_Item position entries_
- - - - -

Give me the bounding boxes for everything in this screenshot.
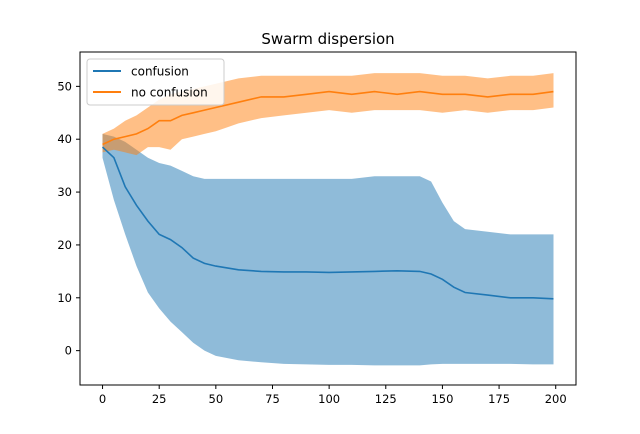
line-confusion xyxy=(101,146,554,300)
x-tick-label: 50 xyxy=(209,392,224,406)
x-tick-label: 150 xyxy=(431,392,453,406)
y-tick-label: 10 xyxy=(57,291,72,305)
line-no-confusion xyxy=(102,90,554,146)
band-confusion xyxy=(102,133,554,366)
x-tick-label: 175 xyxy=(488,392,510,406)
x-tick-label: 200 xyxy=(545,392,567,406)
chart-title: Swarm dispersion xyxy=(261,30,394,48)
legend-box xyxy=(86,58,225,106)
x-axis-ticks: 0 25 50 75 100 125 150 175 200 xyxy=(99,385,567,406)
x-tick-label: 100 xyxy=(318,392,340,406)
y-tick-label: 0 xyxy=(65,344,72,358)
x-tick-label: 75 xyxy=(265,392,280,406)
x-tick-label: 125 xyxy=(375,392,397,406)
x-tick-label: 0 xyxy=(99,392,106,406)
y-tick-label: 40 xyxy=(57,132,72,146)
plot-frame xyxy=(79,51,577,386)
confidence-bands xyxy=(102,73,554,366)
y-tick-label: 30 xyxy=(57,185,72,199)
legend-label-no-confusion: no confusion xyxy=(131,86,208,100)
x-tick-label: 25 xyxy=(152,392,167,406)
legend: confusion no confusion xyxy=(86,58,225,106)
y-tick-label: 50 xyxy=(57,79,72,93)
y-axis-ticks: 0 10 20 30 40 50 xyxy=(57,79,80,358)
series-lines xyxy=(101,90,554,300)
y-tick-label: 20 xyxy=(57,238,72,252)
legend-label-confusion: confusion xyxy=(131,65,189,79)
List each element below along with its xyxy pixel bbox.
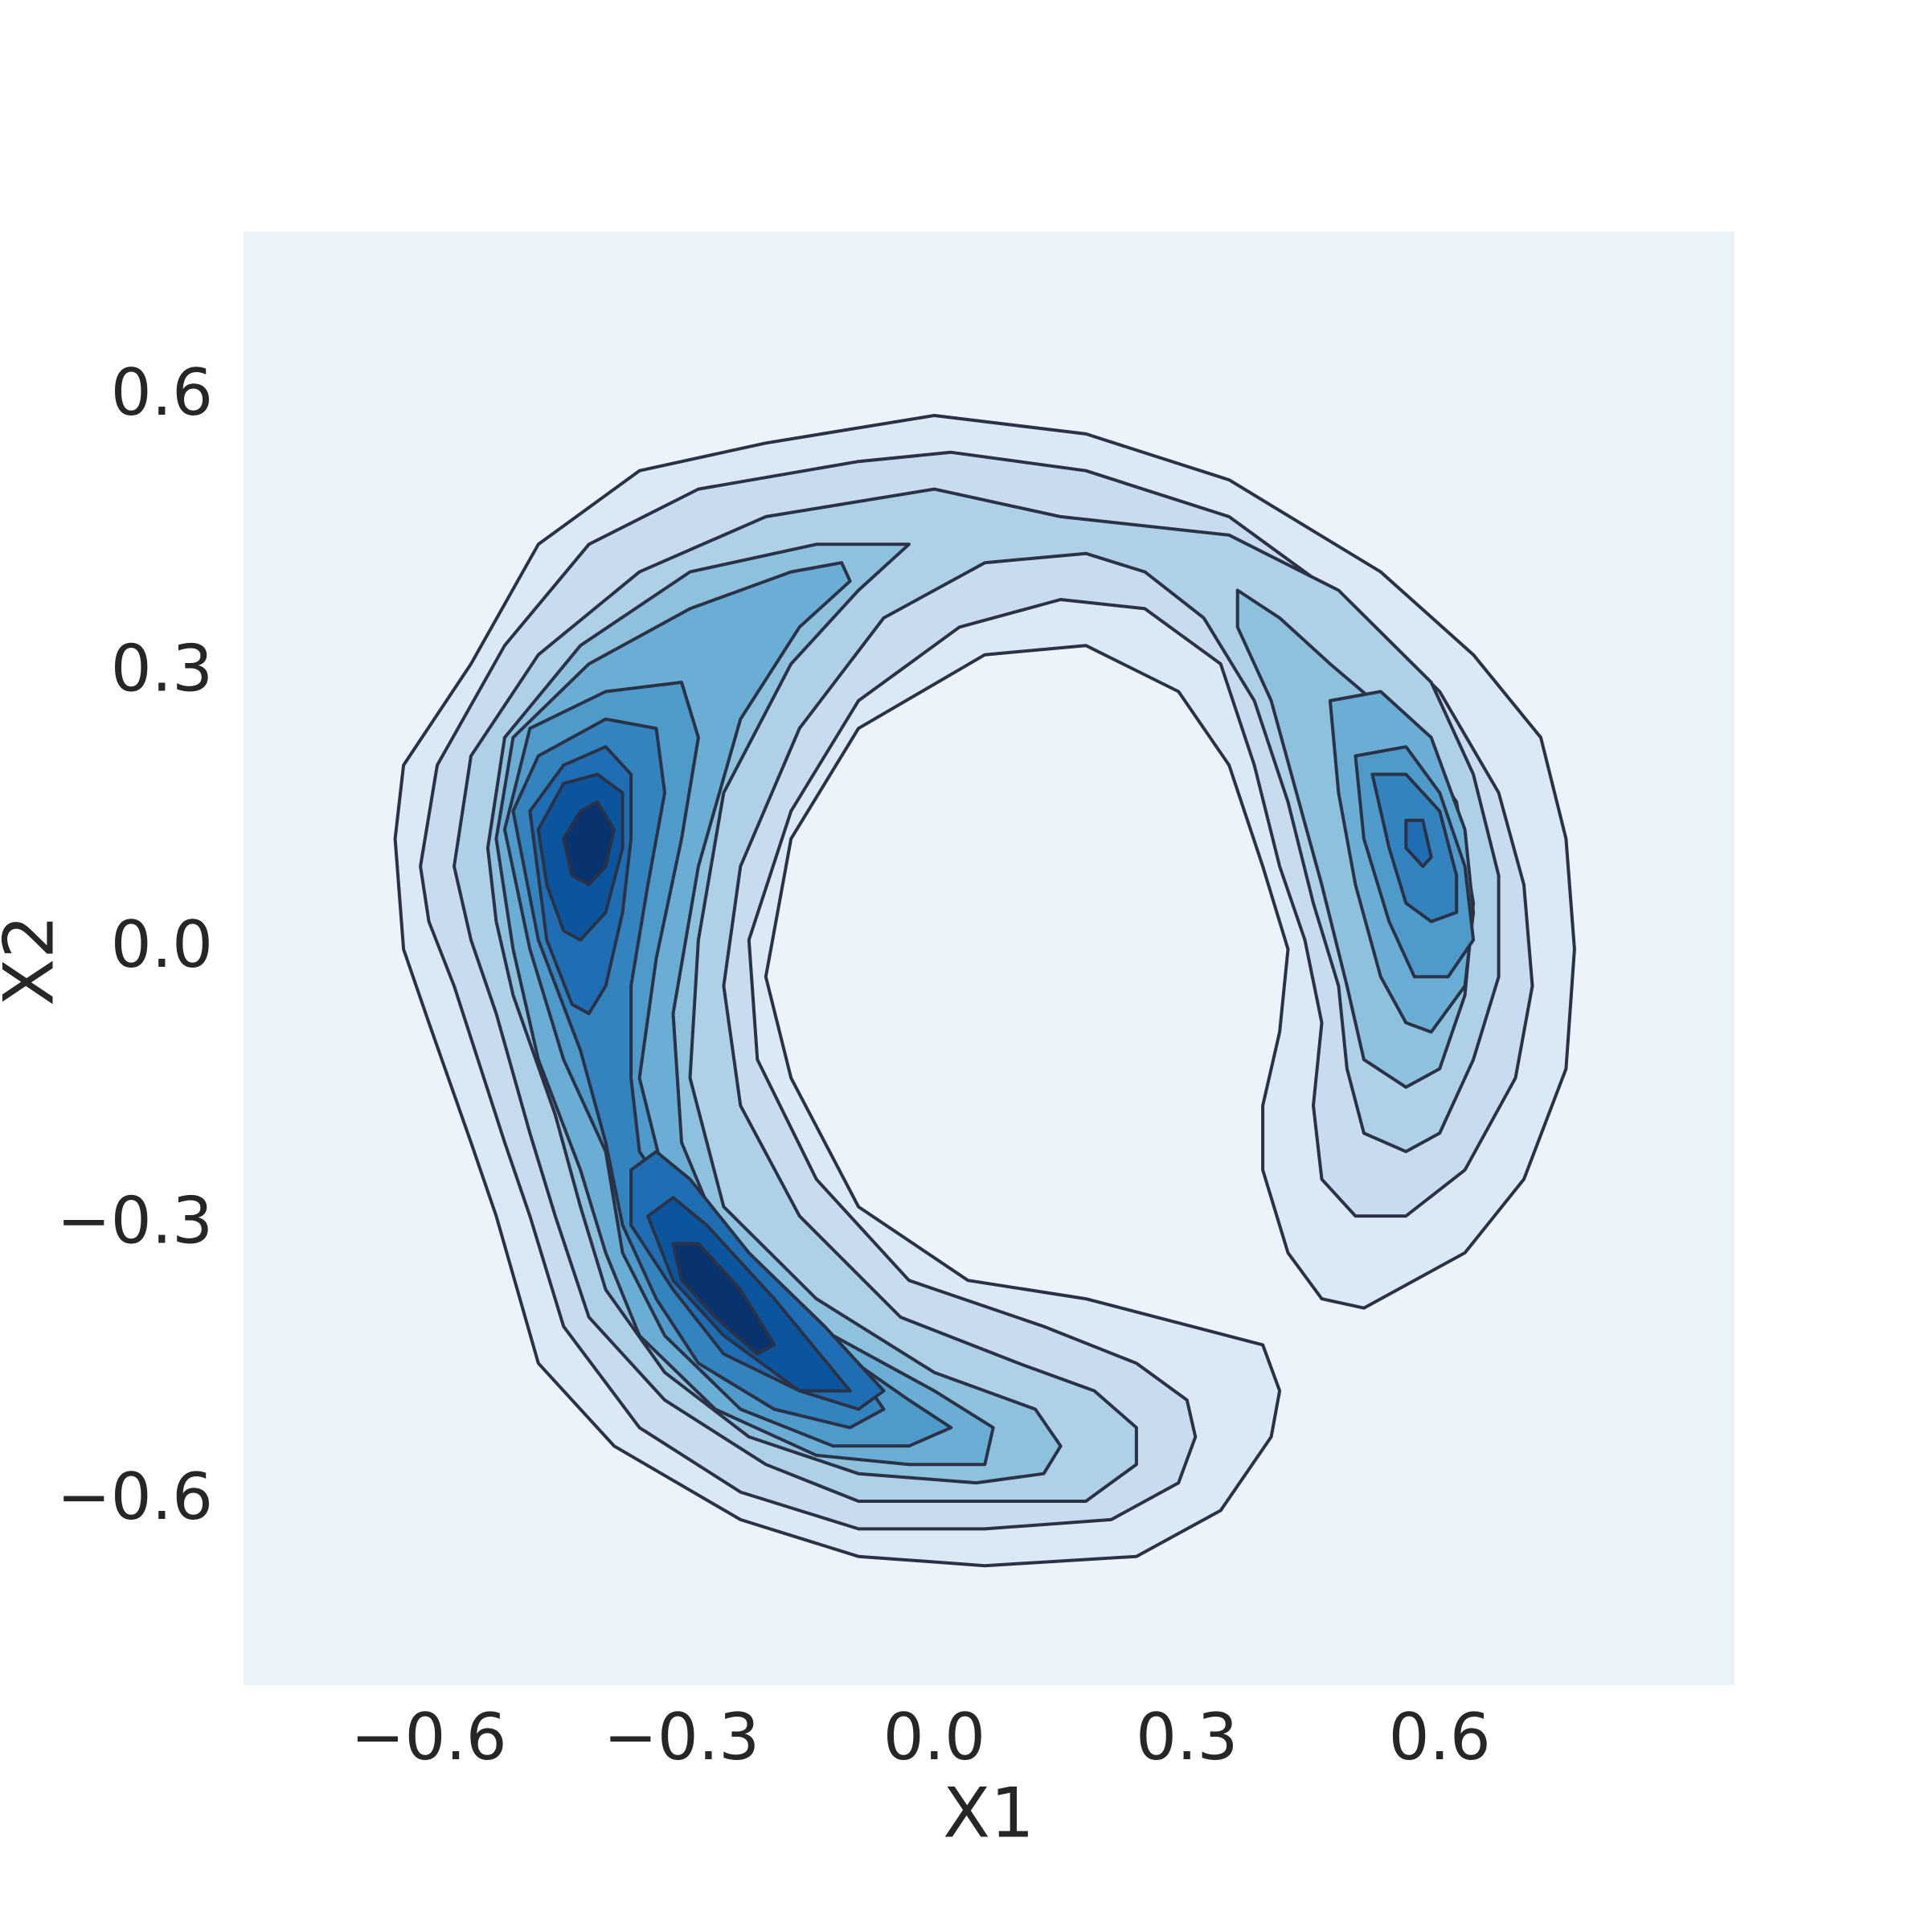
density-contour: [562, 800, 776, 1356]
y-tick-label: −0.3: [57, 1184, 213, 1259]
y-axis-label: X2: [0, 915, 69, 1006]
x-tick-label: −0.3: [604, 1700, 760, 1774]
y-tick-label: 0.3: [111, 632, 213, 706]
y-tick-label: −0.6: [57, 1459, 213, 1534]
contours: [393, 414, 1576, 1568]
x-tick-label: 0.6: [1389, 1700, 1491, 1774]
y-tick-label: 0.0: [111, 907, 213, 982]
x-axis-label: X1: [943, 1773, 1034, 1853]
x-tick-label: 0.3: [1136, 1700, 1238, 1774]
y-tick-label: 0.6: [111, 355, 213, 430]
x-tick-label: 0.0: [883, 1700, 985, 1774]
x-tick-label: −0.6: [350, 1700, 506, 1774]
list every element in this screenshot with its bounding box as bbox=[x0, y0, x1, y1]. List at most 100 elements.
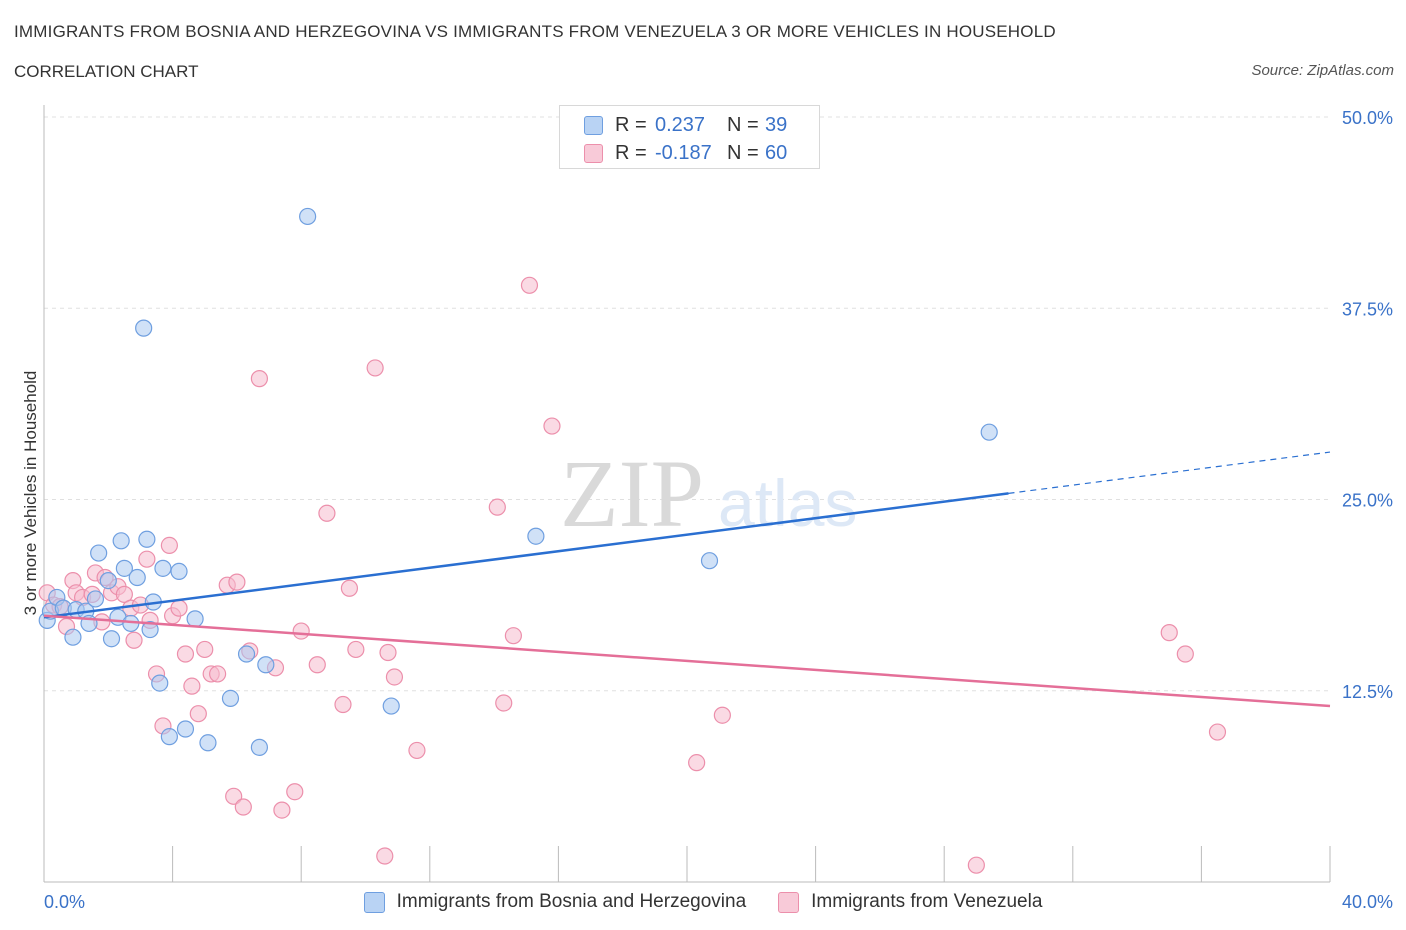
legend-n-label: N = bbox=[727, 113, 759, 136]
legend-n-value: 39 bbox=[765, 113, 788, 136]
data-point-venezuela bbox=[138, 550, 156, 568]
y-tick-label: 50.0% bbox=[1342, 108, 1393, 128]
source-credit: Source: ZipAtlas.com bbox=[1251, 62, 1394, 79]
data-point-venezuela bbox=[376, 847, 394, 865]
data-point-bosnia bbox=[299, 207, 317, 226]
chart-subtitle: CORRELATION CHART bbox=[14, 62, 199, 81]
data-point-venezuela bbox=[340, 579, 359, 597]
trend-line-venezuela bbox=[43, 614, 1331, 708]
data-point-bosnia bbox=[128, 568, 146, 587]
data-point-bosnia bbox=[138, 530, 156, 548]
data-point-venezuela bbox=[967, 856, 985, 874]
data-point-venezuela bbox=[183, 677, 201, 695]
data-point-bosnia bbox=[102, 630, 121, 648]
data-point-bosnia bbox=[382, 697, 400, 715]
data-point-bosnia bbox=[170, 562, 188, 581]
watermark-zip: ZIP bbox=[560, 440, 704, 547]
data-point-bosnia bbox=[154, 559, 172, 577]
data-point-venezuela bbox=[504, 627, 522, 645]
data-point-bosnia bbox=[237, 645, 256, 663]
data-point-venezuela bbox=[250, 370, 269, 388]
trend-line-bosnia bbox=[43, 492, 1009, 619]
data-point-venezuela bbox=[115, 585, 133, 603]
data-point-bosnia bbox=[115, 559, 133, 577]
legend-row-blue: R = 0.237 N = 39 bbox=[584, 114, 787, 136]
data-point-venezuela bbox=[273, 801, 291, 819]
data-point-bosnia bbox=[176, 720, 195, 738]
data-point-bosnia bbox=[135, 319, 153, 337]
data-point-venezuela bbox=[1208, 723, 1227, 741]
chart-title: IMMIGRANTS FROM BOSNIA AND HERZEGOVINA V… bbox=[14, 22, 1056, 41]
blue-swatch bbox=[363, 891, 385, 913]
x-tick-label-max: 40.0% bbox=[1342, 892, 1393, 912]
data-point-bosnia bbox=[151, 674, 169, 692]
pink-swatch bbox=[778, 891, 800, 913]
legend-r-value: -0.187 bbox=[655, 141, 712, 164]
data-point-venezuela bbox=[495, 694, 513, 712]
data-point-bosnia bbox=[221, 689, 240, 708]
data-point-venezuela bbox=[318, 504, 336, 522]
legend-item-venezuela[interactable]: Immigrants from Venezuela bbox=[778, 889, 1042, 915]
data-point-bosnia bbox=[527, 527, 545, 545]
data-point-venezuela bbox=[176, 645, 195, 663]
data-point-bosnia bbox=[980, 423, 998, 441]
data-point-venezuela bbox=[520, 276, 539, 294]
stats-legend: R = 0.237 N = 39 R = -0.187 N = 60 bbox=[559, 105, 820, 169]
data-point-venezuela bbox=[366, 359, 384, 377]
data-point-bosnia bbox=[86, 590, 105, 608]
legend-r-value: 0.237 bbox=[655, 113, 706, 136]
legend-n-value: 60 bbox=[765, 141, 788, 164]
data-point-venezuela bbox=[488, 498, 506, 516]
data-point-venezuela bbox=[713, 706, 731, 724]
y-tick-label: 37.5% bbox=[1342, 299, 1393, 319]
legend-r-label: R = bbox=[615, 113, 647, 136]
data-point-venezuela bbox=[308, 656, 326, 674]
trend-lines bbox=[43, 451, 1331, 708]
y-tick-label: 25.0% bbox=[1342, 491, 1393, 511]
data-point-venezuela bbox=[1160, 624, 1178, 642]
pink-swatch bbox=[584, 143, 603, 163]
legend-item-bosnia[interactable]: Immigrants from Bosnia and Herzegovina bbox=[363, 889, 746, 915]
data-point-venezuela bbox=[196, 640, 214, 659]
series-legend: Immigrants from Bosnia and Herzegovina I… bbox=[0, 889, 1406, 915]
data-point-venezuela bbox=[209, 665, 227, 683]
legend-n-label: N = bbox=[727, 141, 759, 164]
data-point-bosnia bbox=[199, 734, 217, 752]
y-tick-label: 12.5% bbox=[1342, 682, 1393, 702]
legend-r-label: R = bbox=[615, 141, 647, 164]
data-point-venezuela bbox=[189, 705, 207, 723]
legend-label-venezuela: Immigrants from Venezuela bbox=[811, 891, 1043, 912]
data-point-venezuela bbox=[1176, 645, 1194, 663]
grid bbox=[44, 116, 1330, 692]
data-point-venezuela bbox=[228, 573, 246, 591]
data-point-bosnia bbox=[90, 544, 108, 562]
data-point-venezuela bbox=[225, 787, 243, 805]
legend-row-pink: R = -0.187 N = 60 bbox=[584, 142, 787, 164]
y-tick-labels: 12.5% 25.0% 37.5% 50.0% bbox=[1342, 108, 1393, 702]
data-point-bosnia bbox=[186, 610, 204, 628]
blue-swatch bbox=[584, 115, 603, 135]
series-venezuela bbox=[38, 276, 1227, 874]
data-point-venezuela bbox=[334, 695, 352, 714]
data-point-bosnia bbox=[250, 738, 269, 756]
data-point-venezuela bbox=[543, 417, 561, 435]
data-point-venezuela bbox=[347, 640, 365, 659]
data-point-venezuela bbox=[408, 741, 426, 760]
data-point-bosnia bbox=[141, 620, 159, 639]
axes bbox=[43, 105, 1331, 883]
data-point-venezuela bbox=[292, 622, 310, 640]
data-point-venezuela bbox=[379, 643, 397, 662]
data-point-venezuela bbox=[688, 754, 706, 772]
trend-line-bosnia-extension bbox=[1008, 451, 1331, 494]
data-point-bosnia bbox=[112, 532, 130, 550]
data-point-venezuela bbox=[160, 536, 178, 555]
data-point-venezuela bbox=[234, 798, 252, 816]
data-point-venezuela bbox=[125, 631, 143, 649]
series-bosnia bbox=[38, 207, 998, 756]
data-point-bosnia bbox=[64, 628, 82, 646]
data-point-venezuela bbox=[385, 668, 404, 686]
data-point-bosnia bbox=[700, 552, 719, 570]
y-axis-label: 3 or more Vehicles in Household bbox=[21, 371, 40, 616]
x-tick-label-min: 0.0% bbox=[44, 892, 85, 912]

- - - - -

_TASK STATEMENT_
Turn the rows into a JSON list of strings with one string per row, leaving out any blank rows. Begin at the row that contains "line-confusion xyxy=(101,146,554,300)" and stop after the row that contains "x-axis-ticks: 0 25".

_ANSWER_
[
  "line-confusion xyxy=(101,146,554,300)",
  "x-tick-label: 50 xyxy=(209,392,224,406)",
  "x-tick-label: 150 xyxy=(431,392,453,406)",
  "y-tick-label: 10 xyxy=(57,291,72,305)",
  "line-no-confusion xyxy=(102,90,554,146)",
  "band-confusion xyxy=(102,133,554,366)",
  "x-tick-label: 175 xyxy=(488,392,510,406)",
  "x-tick-label: 200 xyxy=(545,392,567,406)",
  "chart-title: Swarm dispersion xyxy=(261,30,394,48)",
  "legend-box xyxy=(86,58,225,106)",
  "x-axis-ticks: 0 25 50 75 100 125 150 175 200 xyxy=(99,385,567,406)"
]